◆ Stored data
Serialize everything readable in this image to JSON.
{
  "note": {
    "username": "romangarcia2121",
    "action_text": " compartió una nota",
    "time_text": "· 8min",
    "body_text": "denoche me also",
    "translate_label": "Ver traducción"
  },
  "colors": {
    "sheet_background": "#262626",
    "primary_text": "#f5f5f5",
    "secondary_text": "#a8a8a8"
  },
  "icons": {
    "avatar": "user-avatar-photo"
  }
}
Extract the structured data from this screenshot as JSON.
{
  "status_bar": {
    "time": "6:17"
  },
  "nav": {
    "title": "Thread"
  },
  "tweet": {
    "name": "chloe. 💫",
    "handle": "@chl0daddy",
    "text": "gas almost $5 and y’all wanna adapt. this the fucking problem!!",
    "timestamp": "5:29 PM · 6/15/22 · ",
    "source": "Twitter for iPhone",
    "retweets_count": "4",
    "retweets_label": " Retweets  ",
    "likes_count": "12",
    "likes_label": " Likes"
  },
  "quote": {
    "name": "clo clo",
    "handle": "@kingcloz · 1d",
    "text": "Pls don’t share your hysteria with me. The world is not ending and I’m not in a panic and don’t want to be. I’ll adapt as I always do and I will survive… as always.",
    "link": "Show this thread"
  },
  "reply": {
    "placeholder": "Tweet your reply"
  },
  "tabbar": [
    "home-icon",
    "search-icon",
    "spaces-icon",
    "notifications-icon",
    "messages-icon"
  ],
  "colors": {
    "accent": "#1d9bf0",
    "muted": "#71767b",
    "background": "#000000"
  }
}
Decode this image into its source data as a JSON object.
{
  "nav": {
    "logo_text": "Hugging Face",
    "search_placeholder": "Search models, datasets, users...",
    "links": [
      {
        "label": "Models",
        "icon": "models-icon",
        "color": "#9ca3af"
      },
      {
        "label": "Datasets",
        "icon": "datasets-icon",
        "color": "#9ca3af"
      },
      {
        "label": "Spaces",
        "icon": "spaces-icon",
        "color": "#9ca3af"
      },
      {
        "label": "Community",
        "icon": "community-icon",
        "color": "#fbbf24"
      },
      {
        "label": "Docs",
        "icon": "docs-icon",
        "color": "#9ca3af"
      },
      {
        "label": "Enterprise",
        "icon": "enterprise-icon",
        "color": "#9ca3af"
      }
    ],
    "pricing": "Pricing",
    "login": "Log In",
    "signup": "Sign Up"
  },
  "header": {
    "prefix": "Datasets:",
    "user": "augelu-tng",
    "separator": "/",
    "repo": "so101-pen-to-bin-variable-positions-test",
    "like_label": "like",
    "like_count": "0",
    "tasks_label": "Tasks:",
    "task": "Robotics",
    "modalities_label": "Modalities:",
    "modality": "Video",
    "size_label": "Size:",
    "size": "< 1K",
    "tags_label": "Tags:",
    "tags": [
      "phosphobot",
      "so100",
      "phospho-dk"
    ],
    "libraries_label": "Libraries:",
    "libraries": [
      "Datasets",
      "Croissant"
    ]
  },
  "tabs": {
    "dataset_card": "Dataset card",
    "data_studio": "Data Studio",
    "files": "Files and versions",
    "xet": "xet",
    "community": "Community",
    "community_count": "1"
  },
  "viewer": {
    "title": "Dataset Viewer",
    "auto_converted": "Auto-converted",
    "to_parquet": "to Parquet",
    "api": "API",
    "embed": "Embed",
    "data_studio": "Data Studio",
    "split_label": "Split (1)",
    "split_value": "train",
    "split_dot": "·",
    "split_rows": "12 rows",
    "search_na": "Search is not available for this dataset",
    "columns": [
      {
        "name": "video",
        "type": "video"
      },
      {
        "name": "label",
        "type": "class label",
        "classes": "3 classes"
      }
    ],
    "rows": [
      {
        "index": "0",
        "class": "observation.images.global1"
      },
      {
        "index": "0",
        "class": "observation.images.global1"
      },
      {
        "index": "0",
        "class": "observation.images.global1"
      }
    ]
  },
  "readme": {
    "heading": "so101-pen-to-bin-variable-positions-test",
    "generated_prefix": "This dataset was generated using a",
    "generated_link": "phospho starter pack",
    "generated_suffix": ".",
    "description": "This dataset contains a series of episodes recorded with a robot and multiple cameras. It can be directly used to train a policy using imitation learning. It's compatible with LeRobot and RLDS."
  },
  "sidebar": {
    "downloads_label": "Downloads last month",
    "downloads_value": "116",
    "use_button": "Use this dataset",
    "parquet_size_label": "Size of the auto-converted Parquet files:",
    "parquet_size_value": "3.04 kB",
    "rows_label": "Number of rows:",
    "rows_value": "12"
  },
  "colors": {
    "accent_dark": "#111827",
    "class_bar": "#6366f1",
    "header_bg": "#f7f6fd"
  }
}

◆ What to do
Copy every line in the listing above where the string "with" turns up.

◆ Task result
    "text": "Pls don’t share your hysteria with me. The world is not ending and I’m not in a panic and don’t want to be. I’ll adapt as I always do and I will survive… as always.",
    "description": "This dataset contains a series of episodes recorded with a robot and multiple cameras. It can be directly used to train a policy using imitation learning. It's compatible with LeRobot and RLDS."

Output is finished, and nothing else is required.